• Extracted records
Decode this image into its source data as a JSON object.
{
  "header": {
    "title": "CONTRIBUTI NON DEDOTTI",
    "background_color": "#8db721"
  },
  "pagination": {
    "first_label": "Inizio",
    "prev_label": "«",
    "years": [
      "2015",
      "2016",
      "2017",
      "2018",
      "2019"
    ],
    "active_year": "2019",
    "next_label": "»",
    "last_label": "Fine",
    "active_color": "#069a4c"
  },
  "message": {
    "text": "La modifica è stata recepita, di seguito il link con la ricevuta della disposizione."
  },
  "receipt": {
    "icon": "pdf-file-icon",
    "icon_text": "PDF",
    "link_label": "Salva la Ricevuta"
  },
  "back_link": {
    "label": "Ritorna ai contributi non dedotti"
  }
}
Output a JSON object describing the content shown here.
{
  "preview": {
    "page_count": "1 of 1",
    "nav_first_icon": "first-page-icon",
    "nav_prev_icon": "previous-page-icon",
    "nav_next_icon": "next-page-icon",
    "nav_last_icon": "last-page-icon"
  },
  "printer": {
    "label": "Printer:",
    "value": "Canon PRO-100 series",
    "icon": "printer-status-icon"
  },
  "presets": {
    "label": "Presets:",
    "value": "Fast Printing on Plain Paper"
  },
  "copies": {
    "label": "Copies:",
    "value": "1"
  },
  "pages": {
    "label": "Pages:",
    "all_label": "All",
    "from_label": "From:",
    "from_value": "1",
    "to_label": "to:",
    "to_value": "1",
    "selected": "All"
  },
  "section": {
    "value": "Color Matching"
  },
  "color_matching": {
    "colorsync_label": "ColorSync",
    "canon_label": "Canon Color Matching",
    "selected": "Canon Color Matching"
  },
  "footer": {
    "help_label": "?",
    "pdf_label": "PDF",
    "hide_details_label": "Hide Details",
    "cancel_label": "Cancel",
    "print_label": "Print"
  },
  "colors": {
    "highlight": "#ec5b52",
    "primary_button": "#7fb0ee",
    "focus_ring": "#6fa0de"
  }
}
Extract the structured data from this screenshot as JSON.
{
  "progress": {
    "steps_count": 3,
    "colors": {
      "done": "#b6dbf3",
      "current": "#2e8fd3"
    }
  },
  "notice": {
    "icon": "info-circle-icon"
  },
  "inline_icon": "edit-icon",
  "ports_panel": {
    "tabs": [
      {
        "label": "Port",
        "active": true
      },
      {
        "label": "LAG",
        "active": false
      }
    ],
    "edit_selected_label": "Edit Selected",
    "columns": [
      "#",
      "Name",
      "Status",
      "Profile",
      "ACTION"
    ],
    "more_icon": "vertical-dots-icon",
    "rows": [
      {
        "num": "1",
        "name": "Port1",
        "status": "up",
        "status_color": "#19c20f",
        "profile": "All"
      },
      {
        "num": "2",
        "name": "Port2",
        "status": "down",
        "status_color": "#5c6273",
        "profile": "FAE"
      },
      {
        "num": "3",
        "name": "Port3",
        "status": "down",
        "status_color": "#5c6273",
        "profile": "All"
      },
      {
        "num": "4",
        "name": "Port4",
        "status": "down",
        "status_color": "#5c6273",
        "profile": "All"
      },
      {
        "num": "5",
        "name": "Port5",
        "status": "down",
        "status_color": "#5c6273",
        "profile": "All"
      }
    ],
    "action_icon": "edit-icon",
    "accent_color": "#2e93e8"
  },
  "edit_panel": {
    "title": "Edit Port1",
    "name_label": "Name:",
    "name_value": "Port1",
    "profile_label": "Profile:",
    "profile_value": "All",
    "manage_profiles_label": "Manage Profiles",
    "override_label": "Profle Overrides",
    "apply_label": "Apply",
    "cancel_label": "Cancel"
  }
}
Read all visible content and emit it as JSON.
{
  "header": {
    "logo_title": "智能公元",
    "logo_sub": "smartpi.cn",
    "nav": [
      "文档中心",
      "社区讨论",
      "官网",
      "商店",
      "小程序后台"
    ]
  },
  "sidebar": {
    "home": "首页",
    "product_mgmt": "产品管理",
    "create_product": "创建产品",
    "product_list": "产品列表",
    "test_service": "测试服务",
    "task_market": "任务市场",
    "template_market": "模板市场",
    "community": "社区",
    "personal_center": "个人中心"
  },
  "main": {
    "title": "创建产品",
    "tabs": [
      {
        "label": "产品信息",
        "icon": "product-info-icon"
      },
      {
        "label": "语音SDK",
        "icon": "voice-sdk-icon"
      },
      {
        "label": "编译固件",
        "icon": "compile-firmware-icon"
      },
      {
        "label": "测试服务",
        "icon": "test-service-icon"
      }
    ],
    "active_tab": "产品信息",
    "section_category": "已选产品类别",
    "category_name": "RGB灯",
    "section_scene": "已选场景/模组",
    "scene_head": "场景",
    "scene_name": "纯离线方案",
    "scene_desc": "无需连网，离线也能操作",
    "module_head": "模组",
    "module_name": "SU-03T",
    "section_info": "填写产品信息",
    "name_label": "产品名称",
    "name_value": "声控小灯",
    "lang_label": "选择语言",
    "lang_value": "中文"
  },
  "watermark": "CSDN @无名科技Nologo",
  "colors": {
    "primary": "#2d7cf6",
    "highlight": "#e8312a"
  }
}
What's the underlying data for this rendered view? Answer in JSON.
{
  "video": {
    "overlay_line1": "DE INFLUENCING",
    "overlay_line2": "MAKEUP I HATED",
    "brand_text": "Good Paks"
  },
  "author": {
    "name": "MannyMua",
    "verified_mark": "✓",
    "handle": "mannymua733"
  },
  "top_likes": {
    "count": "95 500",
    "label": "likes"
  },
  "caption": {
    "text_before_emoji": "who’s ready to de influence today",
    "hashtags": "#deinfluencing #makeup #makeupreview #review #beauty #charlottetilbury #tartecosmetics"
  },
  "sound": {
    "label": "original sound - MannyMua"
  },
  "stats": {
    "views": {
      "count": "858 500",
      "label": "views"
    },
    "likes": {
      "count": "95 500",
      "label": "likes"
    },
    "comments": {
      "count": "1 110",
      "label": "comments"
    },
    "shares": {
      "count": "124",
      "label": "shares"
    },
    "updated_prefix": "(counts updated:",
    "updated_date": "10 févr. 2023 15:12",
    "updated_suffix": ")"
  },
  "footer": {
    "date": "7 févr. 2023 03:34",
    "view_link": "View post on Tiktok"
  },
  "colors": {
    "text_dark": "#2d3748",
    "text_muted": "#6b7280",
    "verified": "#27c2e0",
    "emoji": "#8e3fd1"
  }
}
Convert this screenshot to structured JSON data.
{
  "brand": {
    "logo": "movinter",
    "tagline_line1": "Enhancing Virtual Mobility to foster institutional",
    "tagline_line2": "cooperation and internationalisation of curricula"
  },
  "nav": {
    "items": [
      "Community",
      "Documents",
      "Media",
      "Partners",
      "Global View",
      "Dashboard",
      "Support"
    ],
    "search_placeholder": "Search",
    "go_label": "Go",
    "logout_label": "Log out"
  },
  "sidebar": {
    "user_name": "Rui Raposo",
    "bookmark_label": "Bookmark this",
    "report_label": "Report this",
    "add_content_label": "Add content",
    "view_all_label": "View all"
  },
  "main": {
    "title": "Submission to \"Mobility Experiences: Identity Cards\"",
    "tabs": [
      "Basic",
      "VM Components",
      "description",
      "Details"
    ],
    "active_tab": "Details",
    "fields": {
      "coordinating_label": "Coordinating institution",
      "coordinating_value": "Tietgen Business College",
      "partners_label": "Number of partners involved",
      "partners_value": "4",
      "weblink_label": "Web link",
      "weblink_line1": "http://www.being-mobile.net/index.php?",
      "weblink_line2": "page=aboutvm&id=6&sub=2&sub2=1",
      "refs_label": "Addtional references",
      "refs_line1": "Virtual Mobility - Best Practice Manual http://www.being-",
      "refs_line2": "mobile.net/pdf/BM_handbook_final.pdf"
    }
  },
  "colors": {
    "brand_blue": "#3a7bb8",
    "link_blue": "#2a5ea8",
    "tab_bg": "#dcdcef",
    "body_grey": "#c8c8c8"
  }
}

• What is needed
Report how many lines in this data include the string "highlight", and nothing else.

• Answer
2